- [Given information]

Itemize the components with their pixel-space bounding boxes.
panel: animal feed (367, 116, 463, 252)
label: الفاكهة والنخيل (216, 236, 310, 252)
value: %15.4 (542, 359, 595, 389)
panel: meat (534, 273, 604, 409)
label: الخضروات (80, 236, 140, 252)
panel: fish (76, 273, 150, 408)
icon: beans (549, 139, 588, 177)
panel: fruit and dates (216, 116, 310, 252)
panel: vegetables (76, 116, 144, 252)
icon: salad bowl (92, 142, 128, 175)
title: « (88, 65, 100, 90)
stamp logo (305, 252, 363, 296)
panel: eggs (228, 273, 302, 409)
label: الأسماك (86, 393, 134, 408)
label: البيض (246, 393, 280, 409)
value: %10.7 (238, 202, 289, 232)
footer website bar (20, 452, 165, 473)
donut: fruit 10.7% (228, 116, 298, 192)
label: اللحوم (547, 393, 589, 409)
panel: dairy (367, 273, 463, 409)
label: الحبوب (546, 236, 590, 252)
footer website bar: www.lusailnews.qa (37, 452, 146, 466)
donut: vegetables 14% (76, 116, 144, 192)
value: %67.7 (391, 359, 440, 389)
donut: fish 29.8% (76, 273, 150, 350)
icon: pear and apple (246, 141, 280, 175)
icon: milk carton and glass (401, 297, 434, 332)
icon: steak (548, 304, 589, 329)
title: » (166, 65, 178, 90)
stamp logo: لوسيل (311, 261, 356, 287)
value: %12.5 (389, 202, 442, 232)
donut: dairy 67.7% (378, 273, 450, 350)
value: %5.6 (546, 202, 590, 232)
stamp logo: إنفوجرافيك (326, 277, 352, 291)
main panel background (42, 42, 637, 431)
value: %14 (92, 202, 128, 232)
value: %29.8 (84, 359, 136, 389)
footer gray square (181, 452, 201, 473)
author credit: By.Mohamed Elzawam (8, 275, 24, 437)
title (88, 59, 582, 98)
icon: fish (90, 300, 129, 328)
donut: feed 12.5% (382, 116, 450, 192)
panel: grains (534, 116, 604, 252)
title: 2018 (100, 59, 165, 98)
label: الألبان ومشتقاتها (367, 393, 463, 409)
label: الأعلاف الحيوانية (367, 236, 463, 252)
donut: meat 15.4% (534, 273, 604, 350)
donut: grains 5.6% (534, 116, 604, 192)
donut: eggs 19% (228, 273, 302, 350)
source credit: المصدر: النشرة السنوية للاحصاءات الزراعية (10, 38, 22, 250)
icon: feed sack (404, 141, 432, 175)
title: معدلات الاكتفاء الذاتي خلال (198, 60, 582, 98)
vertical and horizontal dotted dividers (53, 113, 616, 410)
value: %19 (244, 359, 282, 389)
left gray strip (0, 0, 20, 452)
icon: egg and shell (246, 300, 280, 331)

- [Written task] Rewrite the rows as a numbered list, from the first line through the line containing "icon: pear and apple (246, 141, 280, 175)", inclusive. Leave out any blank lines.

- [Task output]
1. Itemize the components with their pixel-space bounding boxes.
2. panel: animal feed (367, 116, 463, 252)
3. label: الفاكهة والنخيل (216, 236, 310, 252)
4. value: %15.4 (542, 359, 595, 389)
5. panel: meat (534, 273, 604, 409)
6. label: الخضروات (80, 236, 140, 252)
7. panel: fish (76, 273, 150, 408)
8. icon: beans (549, 139, 588, 177)
9. panel: fruit and dates (216, 116, 310, 252)
10. panel: vegetables (76, 116, 144, 252)
11. icon: salad bowl (92, 142, 128, 175)
12. title: « (88, 65, 100, 90)
13. stamp logo (305, 252, 363, 296)
14. panel: eggs (228, 273, 302, 409)
15. label: الأسماك (86, 393, 134, 408)
16. label: البيض (246, 393, 280, 409)
17. value: %10.7 (238, 202, 289, 232)
18. footer website bar (20, 452, 165, 473)
19. donut: fruit 10.7% (228, 116, 298, 192)
20. label: اللحوم (547, 393, 589, 409)
21. panel: dairy (367, 273, 463, 409)
22. label: الحبوب (546, 236, 590, 252)
23. footer website bar: www.lusailnews.qa (37, 452, 146, 466)
24. donut: vegetables 14% (76, 116, 144, 192)
25. value: %67.7 (391, 359, 440, 389)
26. donut: fish 29.8% (76, 273, 150, 350)
27. icon: pear and apple (246, 141, 280, 175)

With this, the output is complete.